** Task to complete **
Find the line containing "Output a JSON". Reproduce it and every line after it up to the end of the records, exactly as written.

** Dataset **
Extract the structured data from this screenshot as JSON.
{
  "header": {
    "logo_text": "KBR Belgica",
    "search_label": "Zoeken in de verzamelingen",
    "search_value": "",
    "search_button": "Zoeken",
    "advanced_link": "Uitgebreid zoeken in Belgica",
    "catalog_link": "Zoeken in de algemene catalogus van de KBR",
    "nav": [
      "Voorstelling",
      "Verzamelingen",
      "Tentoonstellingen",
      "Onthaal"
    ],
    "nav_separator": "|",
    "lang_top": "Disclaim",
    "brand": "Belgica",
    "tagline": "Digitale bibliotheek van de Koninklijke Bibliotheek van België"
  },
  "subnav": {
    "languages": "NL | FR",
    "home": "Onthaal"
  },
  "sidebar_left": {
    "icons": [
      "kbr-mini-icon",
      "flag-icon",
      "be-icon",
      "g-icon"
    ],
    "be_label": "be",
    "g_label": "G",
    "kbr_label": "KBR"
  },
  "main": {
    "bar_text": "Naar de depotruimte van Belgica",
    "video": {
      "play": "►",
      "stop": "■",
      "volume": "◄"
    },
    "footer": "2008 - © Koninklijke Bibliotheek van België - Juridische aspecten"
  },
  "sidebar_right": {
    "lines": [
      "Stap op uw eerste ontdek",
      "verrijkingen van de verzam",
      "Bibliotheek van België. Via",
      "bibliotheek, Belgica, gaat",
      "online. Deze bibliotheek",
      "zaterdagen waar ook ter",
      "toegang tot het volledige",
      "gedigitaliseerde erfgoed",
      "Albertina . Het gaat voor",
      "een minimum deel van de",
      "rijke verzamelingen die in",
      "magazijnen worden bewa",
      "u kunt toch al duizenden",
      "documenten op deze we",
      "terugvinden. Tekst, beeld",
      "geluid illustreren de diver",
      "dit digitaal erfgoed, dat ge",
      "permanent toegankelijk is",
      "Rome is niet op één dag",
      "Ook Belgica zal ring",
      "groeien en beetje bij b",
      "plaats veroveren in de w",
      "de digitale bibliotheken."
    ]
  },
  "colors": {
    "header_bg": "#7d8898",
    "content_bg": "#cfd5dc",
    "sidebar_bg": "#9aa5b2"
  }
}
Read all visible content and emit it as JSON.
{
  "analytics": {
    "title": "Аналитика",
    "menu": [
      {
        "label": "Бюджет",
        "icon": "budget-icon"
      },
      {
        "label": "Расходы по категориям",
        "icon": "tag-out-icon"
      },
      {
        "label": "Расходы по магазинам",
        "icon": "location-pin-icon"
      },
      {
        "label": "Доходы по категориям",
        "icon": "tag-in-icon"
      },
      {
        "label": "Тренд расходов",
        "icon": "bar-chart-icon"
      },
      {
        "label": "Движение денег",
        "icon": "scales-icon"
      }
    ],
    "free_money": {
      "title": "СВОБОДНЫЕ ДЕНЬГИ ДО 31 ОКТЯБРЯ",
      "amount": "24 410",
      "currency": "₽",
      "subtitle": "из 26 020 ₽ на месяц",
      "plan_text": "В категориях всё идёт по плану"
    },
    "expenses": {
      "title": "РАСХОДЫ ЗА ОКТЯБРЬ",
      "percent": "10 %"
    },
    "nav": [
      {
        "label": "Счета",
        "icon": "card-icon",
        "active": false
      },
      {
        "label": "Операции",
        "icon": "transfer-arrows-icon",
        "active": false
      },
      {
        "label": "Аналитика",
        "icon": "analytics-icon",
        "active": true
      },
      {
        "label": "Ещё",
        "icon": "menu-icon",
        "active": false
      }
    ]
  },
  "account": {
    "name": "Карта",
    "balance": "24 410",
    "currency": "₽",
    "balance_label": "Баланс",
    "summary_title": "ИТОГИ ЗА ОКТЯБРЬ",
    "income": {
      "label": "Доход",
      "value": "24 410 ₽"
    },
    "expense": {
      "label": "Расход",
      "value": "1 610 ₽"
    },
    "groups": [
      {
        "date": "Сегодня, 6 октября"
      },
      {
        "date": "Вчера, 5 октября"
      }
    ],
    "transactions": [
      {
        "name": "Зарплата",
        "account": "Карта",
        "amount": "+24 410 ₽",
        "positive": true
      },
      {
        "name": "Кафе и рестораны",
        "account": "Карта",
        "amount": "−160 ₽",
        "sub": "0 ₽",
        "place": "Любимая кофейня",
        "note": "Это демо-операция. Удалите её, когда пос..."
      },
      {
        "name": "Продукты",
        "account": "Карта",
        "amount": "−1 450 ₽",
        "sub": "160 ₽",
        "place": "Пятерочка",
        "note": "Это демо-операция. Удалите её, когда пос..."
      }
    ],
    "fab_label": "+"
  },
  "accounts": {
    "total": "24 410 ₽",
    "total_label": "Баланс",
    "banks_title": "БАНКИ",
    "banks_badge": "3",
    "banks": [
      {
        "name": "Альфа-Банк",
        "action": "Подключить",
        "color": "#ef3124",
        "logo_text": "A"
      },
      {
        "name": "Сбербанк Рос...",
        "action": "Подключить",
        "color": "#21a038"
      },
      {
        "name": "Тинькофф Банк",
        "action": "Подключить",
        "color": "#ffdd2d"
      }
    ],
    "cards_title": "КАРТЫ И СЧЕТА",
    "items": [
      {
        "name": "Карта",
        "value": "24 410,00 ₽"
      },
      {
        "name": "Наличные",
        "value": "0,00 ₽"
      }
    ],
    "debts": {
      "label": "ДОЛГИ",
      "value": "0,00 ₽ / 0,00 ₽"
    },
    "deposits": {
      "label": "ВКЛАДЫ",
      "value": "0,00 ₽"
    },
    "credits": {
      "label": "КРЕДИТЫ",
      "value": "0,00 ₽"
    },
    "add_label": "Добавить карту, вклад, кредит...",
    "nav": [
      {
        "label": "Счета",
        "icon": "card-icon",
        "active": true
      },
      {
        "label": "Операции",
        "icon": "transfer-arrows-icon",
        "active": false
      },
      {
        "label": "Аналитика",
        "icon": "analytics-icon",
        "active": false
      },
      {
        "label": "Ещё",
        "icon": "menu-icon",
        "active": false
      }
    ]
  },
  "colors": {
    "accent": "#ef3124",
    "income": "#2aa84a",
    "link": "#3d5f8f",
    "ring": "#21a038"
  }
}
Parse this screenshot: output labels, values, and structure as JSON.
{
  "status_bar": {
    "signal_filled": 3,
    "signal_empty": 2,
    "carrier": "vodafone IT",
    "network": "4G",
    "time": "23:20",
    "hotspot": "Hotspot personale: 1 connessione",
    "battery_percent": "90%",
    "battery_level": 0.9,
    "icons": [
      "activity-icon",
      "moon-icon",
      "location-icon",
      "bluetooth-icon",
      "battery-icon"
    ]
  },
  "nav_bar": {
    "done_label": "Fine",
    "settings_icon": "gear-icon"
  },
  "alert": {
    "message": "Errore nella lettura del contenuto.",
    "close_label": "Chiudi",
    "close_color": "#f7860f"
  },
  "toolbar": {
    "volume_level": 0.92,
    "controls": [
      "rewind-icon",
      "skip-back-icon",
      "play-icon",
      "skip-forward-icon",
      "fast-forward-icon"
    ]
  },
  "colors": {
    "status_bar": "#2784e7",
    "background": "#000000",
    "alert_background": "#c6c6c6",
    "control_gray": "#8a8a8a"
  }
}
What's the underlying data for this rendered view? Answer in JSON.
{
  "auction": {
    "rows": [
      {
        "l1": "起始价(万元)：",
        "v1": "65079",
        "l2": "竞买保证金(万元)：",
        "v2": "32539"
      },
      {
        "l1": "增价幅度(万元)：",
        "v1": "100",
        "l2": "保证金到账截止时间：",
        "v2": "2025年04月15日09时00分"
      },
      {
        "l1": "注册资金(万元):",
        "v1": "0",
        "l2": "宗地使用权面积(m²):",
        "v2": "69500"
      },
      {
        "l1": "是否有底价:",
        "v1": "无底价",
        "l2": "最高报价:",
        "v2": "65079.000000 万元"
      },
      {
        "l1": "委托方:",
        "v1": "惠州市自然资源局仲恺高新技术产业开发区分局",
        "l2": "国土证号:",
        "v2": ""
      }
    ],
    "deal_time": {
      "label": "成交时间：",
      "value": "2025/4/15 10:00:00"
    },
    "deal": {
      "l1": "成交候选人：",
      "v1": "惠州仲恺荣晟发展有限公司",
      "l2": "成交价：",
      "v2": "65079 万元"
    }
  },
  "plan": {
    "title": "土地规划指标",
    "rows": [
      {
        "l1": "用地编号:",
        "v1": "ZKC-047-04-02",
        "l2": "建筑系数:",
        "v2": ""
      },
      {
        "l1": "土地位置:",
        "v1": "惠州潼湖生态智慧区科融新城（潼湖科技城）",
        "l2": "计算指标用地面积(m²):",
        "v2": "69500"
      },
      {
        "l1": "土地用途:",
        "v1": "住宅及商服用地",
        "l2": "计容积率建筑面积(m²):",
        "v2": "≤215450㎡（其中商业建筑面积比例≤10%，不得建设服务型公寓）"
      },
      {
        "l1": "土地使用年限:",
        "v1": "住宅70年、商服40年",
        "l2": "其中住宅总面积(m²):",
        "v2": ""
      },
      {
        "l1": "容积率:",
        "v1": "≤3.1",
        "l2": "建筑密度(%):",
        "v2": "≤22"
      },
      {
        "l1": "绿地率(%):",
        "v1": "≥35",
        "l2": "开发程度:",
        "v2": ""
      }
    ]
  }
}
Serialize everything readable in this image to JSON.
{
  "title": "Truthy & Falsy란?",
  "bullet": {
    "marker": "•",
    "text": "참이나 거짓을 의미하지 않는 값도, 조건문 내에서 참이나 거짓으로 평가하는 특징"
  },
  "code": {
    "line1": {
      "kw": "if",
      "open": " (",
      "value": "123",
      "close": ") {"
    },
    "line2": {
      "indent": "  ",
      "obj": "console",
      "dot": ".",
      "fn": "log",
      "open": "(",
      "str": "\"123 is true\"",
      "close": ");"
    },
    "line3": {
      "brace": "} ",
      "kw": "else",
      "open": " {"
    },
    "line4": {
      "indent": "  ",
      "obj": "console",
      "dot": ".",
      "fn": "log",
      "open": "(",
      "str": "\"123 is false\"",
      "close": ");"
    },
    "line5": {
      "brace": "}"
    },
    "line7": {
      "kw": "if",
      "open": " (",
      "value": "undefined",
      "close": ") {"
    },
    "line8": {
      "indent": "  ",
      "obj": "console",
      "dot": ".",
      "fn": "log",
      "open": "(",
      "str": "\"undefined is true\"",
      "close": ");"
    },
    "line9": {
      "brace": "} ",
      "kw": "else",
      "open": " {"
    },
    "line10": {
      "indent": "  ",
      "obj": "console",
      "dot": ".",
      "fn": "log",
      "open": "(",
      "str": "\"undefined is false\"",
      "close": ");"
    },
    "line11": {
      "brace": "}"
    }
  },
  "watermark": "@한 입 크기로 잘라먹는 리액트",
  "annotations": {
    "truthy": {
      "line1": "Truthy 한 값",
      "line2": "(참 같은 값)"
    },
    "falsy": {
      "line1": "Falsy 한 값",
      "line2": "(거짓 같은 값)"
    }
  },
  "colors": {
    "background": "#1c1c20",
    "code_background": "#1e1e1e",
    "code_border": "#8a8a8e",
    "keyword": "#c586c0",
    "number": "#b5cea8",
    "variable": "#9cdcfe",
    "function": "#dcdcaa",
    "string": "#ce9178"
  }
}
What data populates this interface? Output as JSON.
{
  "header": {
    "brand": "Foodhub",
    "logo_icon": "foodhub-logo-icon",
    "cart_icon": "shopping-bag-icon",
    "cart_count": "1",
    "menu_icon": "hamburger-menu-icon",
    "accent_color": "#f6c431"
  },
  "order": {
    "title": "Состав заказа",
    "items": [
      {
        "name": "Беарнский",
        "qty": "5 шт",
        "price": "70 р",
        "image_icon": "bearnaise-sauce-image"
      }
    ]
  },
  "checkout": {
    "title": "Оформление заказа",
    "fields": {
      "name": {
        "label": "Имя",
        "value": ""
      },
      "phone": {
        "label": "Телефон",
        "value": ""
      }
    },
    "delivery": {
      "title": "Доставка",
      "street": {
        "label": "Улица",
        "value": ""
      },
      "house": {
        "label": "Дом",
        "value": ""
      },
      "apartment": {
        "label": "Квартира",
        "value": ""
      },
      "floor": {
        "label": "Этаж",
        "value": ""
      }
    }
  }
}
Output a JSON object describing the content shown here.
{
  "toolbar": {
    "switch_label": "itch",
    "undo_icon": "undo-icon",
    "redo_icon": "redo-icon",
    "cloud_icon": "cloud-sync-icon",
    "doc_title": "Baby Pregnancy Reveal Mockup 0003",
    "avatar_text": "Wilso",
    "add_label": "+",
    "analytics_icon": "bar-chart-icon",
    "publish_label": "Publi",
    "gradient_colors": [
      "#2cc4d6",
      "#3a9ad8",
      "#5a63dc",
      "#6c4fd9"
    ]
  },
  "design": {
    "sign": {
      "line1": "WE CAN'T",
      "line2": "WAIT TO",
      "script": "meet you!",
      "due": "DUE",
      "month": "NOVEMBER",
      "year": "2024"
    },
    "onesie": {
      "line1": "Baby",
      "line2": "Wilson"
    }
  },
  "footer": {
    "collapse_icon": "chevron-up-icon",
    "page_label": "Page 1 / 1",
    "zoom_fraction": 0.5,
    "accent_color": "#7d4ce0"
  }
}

** Answer below **
Output a JSON object describing the content shown here.
{
  "toolbar": {
    "switch_label": "itch",
    "undo_icon": "undo-icon",
    "redo_icon": "redo-icon",
    "cloud_icon": "cloud-sync-icon",
    "doc_title": "Baby Pregnancy Reveal Mockup 0003",
    "avatar_text": "Wilso",
    "add_label": "+",
    "analytics_icon": "bar-chart-icon",
    "publish_label": "Publi",
    "gradient_colors": [
      "#2cc4d6",
      "#3a9ad8",
      "#5a63dc",
      "#6c4fd9"
    ]
  },
  "design": {
    "sign": {
      "line1": "WE CAN'T",
      "line2": "WAIT TO",
      "script": "meet you!",
      "due": "DUE",
      "month": "NOVEMBER",
      "year": "2024"
    },
    "onesie": {
      "line1": "Baby",
      "line2": "Wilson"
    }
  },
  "footer": {
    "collapse_icon": "chevron-up-icon",
    "page_label": "Page 1 / 1",
    "zoom_fraction": 0.5,
    "accent_color": "#7d4ce0"
  }
}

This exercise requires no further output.